- **READING TEXT**
++++

“We grow. It hurts at first.”
While scrolling through TikTok the other night, I saw this quote from Sylvia Plath and was stopped in my endless scrolling tracks. As a senior preparing for the next exciting, yet scary, chapter of my life, I have been preparing myself for the hurt of post-grad. For the hurt of not living with or being a few minutes away from my best friends. For the hurt of not being able to grab lunch or see my friends from the newspaper every day. For the hurt of not being able to skip class for a darty on a nice spring day. In so many ways, my life will never look the same.
I faced this same predicament, as I’m sure many of us did, entering my freshman year here at Villanova. Being a freshman during COVID and never having lived outside of my hometown, I had no idea what to expect. I spent those first months of freshman year outside of my body. I tried to put myself out there and surround myself with friends, but no part of it felt right. I was being eaten inside out by the nostalgia of my past, desperate to flip the script and go back to high school. I looked in the mirror hoping to see the 17-year-old girl I once recognized and failed to understand my new 19-year-old self.

++++

- **RAW DATA**
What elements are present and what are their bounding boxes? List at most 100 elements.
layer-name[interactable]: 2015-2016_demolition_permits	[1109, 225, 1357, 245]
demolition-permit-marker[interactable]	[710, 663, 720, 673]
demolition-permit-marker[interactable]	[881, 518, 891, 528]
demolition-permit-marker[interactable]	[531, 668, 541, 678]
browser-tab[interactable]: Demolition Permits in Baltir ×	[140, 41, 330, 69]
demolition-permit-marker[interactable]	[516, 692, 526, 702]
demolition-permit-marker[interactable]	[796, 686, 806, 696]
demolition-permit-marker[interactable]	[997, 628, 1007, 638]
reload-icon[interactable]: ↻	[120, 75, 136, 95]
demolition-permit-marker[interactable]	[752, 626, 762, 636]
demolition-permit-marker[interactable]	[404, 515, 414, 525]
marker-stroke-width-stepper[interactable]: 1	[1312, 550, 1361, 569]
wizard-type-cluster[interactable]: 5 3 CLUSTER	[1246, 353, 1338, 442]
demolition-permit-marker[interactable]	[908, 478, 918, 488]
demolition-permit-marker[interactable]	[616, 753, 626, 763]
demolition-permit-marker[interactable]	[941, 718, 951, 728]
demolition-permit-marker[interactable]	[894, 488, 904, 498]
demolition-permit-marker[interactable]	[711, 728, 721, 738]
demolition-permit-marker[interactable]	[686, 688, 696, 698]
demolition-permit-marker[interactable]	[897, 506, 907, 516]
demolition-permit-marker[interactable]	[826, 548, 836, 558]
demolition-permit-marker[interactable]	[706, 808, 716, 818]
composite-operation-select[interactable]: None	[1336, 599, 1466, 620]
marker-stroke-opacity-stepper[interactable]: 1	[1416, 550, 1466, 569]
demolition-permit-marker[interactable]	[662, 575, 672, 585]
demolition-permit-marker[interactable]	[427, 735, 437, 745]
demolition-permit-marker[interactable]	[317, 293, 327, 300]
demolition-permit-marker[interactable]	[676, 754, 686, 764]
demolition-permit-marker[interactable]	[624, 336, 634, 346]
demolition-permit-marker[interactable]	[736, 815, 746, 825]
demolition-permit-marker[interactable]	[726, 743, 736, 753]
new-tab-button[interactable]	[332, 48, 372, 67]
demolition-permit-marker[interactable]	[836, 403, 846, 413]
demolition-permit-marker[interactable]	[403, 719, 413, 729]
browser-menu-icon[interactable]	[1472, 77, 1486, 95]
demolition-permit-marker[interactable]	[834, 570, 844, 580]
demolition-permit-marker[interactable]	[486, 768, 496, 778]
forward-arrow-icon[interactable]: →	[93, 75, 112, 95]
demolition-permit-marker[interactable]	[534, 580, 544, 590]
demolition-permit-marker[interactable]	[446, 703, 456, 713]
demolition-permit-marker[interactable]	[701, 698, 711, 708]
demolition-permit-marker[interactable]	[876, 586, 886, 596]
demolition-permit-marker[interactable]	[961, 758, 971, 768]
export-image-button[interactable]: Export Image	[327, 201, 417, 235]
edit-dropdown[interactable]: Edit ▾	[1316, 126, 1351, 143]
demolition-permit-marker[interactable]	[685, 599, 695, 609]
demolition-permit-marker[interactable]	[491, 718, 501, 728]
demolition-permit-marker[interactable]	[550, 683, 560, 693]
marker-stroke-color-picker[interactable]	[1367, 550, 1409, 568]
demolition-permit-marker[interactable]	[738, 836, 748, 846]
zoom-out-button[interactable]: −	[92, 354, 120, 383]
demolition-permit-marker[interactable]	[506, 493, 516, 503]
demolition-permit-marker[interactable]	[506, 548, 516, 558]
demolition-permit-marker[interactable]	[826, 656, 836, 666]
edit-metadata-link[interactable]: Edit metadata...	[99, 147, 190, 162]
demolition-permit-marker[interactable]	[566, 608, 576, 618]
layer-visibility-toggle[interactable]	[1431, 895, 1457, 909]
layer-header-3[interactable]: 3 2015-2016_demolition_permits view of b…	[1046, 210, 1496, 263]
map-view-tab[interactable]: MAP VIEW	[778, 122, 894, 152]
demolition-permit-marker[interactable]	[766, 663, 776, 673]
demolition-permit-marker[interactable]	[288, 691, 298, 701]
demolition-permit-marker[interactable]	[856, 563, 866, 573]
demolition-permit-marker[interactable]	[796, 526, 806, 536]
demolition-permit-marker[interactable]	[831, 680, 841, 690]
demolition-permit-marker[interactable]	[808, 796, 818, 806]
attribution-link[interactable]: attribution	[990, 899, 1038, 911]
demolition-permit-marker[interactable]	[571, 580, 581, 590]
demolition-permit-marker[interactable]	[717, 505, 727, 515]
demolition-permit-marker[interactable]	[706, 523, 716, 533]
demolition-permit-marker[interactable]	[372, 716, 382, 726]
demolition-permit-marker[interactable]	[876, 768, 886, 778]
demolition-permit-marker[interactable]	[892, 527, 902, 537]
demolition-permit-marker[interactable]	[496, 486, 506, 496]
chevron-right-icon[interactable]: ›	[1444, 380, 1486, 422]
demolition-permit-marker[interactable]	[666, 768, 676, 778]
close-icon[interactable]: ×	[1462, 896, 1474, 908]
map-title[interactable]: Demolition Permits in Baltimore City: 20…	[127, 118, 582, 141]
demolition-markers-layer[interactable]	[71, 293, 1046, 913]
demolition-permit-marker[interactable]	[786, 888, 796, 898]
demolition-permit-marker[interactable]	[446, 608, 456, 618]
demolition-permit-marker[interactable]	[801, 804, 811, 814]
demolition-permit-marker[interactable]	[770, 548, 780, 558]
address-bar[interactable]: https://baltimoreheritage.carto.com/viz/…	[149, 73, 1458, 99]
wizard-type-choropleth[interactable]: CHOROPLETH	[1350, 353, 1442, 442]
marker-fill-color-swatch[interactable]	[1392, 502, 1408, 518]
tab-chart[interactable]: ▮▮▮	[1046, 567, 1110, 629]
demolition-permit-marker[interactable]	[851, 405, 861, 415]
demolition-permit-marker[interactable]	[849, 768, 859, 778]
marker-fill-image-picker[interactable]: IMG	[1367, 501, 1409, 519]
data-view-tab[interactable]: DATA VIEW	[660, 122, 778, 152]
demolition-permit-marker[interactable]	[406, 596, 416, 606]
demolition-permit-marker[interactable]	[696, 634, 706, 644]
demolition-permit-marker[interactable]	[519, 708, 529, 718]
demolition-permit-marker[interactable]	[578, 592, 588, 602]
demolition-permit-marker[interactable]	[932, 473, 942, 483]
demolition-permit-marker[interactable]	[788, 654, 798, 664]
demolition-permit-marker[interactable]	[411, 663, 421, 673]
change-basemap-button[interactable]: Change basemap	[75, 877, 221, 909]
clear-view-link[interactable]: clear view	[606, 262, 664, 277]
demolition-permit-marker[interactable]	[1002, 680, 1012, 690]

++++

- **WHAT IS NEEDED**
Extend the essay about a Villanova senior's fear of leaving college, picking up after its last sentence. The material has no connection to the essay.

- **RESPONSE FOR THIS EXERCISE**
As I entered sophomore year, I found myself desperate to move past these growing pains. What I quickly learned is that you get what you give. I was so petrified to be seen trying, whether I was trying to make friends, trying to find a club to join or trying to do well in my classes. But, without trying, college can be a scary place.
Join that club, and, if you hate it, quit that club. Join another club. Talk to the girl sitting next to you in your first sorority chapter meeting. Go to office hours. Apply for that leadership position. Pour into your friends, and they will pour back into you. When you inevitably “fail,” accept the challenge.
These four years of college are too short to wait for ourselves. Every piece of pain and sadness won’t be solved overnight, but it can be eased by the laughter of a new friend or the guidance of a great professor.
For me, I found it in the basement of Corr Hall. From late nights gabbing with my co-editors in the office to end-of-semester dinners to people who became friends, not just co-workers, no words can express just how much The Villanovan changed my college career. If it wasn’t for a shot in the dark application in the middle of the semester, I truly don’t know who or where I would be.
For those who get the privilege to return to Villanova next year, you still have time. Put aside those fears of judgment and stress of not fitting in. You have an amazing community surrounding you that is ready to pick you up whenever you fall, you just have to search for it.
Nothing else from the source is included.